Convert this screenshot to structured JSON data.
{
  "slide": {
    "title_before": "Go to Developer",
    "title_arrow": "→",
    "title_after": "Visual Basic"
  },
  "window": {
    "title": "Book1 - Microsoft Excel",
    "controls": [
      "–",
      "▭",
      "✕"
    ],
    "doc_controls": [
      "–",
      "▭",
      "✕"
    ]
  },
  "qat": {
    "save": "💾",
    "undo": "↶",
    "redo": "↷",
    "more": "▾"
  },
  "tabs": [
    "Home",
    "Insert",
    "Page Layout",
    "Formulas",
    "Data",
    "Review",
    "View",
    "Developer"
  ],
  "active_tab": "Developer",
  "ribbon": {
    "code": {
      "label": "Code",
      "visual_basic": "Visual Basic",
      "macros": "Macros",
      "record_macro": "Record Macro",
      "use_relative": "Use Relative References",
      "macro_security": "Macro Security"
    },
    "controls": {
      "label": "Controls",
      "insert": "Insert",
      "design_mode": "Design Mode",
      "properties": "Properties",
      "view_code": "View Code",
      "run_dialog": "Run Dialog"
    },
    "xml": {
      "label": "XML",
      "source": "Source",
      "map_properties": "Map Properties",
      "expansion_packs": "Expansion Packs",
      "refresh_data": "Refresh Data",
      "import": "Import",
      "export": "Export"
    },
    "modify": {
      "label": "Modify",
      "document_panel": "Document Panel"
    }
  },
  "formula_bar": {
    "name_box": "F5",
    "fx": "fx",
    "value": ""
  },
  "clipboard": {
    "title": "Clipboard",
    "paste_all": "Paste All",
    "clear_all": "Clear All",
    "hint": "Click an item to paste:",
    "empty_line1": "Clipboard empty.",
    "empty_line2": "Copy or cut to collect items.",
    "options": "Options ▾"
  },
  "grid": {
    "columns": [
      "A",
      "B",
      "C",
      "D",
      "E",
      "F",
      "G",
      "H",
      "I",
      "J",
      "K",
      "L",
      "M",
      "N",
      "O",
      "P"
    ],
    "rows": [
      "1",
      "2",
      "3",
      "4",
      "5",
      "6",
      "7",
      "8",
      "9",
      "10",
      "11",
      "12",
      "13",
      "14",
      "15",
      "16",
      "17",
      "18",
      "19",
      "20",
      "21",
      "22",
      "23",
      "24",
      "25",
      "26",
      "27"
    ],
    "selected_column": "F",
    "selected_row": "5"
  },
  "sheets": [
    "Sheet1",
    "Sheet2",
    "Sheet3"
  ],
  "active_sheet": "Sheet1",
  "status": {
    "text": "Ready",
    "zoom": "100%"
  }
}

◆ ◆ ◆ ◆ ◆

Written task
Transcribe every entry verbatim.

Task response
Convert this screenshot to structured JSON data.
{
  "slide": {
    "title_before": "Go to Developer",
    "title_arrow": "→",
    "title_after": "Visual Basic"
  },
  "window": {
    "title": "Book1 - Microsoft Excel",
    "controls": [
      "–",
      "▭",
      "✕"
    ],
    "doc_controls": [
      "–",
      "▭",
      "✕"
    ]
  },
  "qat": {
    "save": "💾",
    "undo": "↶",
    "redo": "↷",
    "more": "▾"
  },
  "tabs": [
    "Home",
    "Insert",
    "Page Layout",
    "Formulas",
    "Data",
    "Review",
    "View",
    "Developer"
  ],
  "active_tab": "Developer",
  "ribbon": {
    "code": {
      "label": "Code",
      "visual_basic": "Visual Basic",
      "macros": "Macros",
      "record_macro": "Record Macro",
      "use_relative": "Use Relative References",
      "macro_security": "Macro Security"
    },
    "controls": {
      "label": "Controls",
      "insert": "Insert",
      "design_mode": "Design Mode",
      "properties": "Properties",
      "view_code": "View Code",
      "run_dialog": "Run Dialog"
    },
    "xml": {
      "label": "XML",
      "source": "Source",
      "map_properties": "Map Properties",
      "expansion_packs": "Expansion Packs",
      "refresh_data": "Refresh Data",
      "import": "Import",
      "export": "Export"
    },
    "modify": {
      "label": "Modify",
      "document_panel": "Document Panel"
    }
  },
  "formula_bar": {
    "name_box": "F5",
    "fx": "fx",
    "value": ""
  },
  "clipboard": {
    "title": "Clipboard",
    "paste_all": "Paste All",
    "clear_all": "Clear All",
    "hint": "Click an item to paste:",
    "empty_line1": "Clipboard empty.",
    "empty_line2": "Copy or cut to collect items.",
    "options": "Options ▾"
  },
  "grid": {
    "columns": [
      "A",
      "B",
      "C",
      "D",
      "E",
      "F",
      "G",
      "H",
      "I",
      "J",
      "K",
      "L",
      "M",
      "N",
      "O",
      "P"
    ],
    "rows": [
      "1",
      "2",
      "3",
      "4",
      "5",
      "6",
      "7",
      "8",
      "9",
      "10",
      "11",
      "12",
      "13",
      "14",
      "15",
      "16",
      "17",
      "18",
      "19",
      "20",
      "21",
      "22",
      "23",
      "24",
      "25",
      "26",
      "27"
    ],
    "selected_column": "F",
    "selected_row": "5"
  },
  "sheets": [
    "Sheet1",
    "Sheet2",
    "Sheet3"
  ],
  "active_sheet": "Sheet1",
  "status": {
    "text": "Ready",
    "zoom": "100%"
  }
}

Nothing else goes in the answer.